EXERCISE OBJECTIVE: Where "Glutamatergic" occurs in a line of the entries below, copy that line.

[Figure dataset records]
────────────────

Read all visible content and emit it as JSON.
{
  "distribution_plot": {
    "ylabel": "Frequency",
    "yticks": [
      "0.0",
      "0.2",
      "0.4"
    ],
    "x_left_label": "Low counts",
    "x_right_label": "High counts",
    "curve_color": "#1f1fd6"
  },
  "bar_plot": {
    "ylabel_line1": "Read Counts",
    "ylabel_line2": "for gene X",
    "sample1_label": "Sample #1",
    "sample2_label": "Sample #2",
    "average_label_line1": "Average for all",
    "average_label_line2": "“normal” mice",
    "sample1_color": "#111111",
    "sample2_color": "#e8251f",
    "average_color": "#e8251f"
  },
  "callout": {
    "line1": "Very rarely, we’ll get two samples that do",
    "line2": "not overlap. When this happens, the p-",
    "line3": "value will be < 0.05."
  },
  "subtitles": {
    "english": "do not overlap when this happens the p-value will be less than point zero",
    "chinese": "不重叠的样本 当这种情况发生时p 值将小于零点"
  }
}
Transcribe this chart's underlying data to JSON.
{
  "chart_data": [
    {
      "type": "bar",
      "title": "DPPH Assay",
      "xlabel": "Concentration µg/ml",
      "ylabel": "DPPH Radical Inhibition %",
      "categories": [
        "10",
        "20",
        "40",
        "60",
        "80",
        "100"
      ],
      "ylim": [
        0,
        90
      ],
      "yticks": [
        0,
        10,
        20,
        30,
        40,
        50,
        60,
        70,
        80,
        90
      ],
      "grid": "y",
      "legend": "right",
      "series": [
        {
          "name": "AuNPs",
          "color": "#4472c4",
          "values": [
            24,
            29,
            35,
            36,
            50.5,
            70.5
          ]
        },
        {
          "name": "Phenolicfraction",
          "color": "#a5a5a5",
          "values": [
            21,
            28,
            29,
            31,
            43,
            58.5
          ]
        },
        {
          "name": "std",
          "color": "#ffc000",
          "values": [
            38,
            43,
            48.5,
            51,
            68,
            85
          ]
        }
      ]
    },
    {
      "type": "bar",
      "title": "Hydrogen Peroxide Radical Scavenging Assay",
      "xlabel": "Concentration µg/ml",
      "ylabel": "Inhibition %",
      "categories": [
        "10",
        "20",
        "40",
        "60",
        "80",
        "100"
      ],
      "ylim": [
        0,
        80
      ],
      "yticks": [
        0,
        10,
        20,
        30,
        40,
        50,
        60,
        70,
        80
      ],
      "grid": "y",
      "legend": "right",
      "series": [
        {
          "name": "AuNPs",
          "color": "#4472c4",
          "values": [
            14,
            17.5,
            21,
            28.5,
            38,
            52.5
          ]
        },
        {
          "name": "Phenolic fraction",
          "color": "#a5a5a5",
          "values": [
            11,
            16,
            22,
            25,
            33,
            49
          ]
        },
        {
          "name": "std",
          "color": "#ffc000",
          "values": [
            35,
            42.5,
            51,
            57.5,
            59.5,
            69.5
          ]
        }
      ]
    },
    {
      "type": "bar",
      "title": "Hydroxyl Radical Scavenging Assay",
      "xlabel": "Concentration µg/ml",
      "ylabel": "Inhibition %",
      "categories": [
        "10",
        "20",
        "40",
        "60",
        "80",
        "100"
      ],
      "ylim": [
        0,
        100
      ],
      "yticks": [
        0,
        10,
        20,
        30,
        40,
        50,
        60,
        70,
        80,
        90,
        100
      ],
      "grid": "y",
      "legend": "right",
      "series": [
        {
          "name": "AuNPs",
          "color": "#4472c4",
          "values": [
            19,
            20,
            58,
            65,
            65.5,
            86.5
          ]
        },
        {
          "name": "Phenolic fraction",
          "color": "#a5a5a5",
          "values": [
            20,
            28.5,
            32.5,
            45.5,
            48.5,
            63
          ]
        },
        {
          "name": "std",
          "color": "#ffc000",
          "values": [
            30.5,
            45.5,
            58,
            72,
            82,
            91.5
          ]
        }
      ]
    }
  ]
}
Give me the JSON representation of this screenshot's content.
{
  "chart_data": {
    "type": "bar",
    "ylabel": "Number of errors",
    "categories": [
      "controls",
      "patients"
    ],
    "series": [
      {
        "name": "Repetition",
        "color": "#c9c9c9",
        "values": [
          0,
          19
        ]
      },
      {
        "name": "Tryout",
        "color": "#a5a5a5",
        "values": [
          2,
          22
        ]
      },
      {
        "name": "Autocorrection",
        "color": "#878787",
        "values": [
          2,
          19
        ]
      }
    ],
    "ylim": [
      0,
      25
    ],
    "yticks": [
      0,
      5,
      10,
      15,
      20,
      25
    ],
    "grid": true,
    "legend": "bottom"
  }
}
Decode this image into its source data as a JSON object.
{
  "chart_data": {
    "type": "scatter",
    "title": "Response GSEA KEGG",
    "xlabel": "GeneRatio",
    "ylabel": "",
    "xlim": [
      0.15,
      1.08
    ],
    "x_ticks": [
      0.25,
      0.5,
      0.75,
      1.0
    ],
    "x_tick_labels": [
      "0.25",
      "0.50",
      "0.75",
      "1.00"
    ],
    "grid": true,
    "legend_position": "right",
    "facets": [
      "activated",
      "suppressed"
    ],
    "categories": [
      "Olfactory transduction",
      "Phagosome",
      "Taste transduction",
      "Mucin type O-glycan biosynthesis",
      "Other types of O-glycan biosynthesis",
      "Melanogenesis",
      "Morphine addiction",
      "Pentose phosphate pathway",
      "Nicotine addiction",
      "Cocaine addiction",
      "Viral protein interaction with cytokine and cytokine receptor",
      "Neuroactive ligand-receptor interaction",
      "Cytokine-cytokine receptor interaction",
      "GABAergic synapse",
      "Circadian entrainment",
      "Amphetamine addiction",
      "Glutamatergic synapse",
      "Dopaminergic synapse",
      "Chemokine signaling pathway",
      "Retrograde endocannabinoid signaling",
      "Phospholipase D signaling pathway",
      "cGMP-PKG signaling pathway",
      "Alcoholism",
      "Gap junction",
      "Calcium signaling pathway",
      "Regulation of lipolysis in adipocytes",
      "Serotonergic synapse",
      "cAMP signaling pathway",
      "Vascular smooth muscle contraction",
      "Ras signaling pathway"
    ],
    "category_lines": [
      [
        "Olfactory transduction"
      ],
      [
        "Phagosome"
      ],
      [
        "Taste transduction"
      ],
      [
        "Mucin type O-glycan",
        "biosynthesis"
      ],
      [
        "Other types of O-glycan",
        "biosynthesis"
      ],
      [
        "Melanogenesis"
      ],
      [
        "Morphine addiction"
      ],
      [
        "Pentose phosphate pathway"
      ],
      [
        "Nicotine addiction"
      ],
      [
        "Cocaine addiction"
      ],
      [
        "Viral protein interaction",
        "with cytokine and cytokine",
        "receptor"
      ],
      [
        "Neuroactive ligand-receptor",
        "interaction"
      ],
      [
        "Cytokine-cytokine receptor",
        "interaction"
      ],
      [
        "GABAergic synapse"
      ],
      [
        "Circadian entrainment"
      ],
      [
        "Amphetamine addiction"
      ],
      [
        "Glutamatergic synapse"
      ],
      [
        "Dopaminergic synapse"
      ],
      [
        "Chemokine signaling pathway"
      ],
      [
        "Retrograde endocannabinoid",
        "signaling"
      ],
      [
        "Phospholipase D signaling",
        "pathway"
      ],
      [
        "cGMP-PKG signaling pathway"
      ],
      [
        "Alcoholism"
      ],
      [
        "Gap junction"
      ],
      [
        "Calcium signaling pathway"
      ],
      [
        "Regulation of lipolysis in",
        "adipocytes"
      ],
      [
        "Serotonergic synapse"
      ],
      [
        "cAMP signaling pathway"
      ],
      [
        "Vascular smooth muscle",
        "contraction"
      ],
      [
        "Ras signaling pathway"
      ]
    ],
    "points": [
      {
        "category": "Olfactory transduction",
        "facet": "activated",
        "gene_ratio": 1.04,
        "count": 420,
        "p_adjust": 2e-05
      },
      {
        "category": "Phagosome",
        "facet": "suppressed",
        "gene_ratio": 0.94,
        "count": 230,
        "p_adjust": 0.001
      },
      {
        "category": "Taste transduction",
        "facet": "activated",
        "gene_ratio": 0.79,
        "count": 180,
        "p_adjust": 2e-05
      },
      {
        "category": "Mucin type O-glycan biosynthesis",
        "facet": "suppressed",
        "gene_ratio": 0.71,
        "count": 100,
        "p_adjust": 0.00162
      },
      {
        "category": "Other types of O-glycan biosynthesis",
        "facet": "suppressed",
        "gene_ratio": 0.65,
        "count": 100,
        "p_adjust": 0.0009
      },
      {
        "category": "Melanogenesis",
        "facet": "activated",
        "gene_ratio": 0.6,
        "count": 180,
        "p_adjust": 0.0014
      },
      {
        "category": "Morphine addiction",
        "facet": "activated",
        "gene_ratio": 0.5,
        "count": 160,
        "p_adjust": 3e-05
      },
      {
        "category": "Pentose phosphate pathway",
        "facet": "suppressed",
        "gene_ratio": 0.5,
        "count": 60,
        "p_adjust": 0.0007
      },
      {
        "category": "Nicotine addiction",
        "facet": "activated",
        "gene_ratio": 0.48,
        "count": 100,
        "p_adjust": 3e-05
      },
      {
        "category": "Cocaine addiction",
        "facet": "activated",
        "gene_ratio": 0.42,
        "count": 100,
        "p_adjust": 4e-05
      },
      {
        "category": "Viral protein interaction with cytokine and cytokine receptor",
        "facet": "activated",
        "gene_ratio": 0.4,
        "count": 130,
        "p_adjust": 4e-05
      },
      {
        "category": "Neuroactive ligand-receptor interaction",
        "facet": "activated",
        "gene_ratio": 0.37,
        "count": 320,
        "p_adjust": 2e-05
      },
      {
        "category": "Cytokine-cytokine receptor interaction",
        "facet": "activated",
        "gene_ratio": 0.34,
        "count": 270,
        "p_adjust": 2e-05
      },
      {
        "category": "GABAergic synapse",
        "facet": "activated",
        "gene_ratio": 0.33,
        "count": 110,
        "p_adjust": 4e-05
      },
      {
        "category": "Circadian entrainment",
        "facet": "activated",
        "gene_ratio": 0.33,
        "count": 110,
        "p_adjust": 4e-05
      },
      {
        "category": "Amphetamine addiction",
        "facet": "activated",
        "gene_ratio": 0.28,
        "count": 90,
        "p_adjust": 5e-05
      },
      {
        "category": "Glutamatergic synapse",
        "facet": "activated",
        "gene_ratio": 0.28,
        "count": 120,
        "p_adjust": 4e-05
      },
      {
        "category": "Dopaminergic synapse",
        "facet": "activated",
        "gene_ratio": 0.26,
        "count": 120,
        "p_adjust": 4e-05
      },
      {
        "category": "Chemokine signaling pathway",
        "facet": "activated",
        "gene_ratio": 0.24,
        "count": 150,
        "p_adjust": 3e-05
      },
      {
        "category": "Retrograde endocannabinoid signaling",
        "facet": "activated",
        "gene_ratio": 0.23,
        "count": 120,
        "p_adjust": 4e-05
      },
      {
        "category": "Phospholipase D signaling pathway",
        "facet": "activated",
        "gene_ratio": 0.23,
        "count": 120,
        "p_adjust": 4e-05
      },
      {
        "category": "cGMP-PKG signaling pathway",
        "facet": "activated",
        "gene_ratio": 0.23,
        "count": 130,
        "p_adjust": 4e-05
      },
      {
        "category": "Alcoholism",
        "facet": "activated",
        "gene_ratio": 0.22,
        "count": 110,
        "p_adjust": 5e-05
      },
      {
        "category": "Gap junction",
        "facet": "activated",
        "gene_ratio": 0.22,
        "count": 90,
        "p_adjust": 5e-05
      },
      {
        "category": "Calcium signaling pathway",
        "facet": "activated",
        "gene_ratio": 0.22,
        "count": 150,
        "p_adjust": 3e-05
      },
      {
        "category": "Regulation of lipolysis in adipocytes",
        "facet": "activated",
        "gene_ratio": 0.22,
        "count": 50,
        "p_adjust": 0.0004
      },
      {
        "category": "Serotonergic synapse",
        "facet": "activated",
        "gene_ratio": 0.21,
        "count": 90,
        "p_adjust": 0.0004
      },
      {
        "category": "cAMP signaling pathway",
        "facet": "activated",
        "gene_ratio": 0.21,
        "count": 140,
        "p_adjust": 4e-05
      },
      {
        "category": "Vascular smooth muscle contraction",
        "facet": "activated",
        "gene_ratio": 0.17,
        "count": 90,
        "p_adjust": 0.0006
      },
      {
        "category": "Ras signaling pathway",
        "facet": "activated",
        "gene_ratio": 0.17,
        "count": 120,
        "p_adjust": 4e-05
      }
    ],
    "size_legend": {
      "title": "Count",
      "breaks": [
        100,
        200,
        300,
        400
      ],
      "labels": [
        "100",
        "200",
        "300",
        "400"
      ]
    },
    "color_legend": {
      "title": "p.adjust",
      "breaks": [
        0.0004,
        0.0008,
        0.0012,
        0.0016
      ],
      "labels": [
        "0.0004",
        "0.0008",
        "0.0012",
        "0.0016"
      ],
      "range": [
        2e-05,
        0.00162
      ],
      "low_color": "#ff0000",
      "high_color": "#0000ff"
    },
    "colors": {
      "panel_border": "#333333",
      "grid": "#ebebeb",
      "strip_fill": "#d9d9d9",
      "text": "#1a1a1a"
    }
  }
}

────────────────

RESPONSE AREA:
      "Glutamatergic synapse",
        "Glutamatergic synapse"
        "category": "Glutamatergic synapse",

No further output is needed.